=== Set exercise ===
Do not include the pictures; repeat the rest of the data exactly.

=== Data records ===
↓

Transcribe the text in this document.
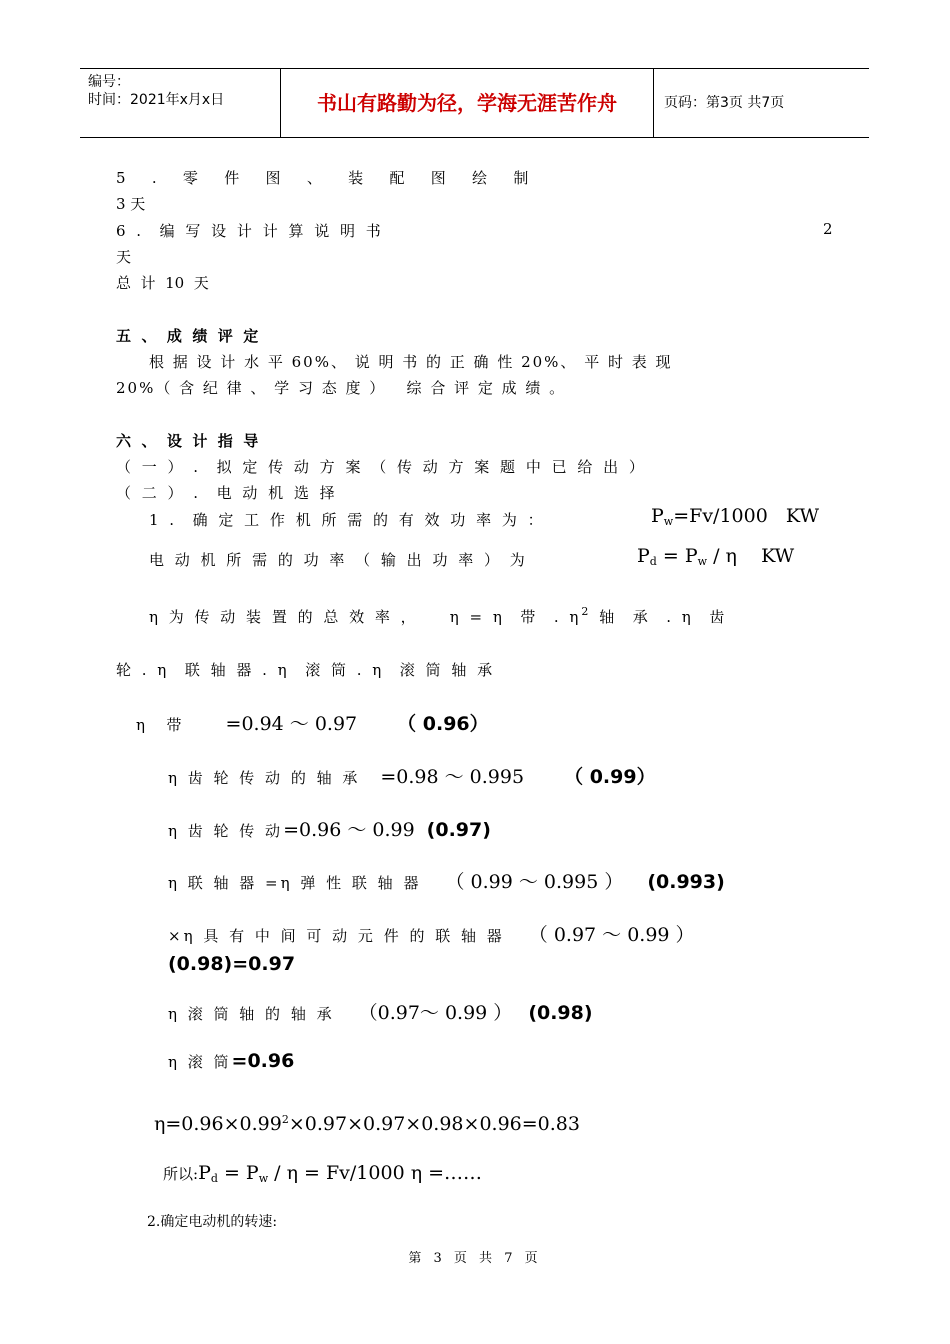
编号：
时间：2021年x月x日	书山有路勤为径，学海无涯苦作舟	页码：第3页 共7页
5   .   零   件   图   、   装   配   图   绘   制
3 天
6 .  编 写 设 计 计 算 说 明 书	2
天
总  计  10  天
五  、  成  绩  评  定
根 据 设 计 水 平 60%、 说 明 书 的 正 确 性 20%、 平 时 表 现
20%（ 含 纪 律 、 学 习 态 度 ）   综 合 评 定 成 绩 。
六  、  设  计  指  导
（ 一 ） .  拟 定 传 动 方 案 （ 传 动 方 案 题 中 已 给 出 ）
（ 二 ） .  电 动 机 选 择
1 .  确 定 工 作 机 所 需 的 有 效 功 率 为 ：	$P_w=Fv/1000$   KW
电 动 机 所 需 的 功 率 （ 输 出 功 率 ） 为	$P_d = P_w / \eta$    KW
η 为 传 动 装 置 的 总 效 率 ，    η = η  带  . $\eta^2$ 轴  承  . η  齿
轮 . η  联 轴 器 . η  滚 筒 . η  滚 筒 轴 承
η  带 =0.94 ～ 0.97 （ 0.96）
η 齿 轮 传 动 的 轴 承 =0.98 ～ 0.995 （ 0.99）
η 齿 轮 传 动=0.96 ～ 0.99 (0.97)
η 联 轴 器 =η 弹 性 联 轴 器 （ 0.99 ～ 0.995 ） (0.993)
×η 具 有 中 间 可 动 元 件 的 联 轴 器 （ 0.97 ～ 0.99 ）
(0.98)=0.97
η 滚 筒 轴 的 轴 承 （0.97～ 0.99 ） (0.98)
η 滚 筒=0.96
$\eta=0.96\times 0.99^2\times 0.97\times 0.97\times 0.98\times 0.96=0.83$
所以$:P_d = P_w / \eta = Fv/1000$ η =……
2.确定电动机的转速:
第 3 页 共 7 页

↑

=== Task response ===
Transcribe the text in this document.
编号：
时间：2021年x月x日	书山有路勤为径，学海无涯苦作舟	页码：第3页 共7页
5   .   零   件   图   、   装   配   图   绘   制
3 天
6 .  编 写 设 计 计 算 说 明 书	2
天
总  计  10  天
五  、  成  绩  评  定
根 据 设 计 水 平 60%、 说 明 书 的 正 确 性 20%、 平 时 表 现
20%（ 含 纪 律 、 学 习 态 度 ）   综 合 评 定 成 绩 。
六  、  设  计  指  导
（ 一 ） .  拟 定 传 动 方 案 （ 传 动 方 案 题 中 已 给 出 ）
（ 二 ） .  电 动 机 选 择
1 .  确 定 工 作 机 所 需 的 有 效 功 率 为 ：	$P_w=Fv/1000$   KW
电 动 机 所 需 的 功 率 （ 输 出 功 率 ） 为	$P_d = P_w / \eta$    KW
η 为 传 动 装 置 的 总 效 率 ，    η = η  带  . $\eta^2$ 轴  承  . η  齿
轮 . η  联 轴 器 . η  滚 筒 . η  滚 筒 轴 承
η  带 =0.94 ～ 0.97 （ 0.96）
η 齿 轮 传 动 的 轴 承 =0.98 ～ 0.995 （ 0.99）
η 齿 轮 传 动=0.96 ～ 0.99 (0.97)
η 联 轴 器 =η 弹 性 联 轴 器 （ 0.99 ～ 0.995 ） (0.993)
×η 具 有 中 间 可 动 元 件 的 联 轴 器 （ 0.97 ～ 0.99 ）
(0.98)=0.97
η 滚 筒 轴 的 轴 承 （0.97～ 0.99 ） (0.98)
η 滚 筒=0.96
$\eta=0.96\times 0.99^2\times 0.97\times 0.97\times 0.98\times 0.96=0.83$
所以$:P_d = P_w / \eta = Fv/1000$ η =……
2.确定电动机的转速:
第 3 页 共 7 页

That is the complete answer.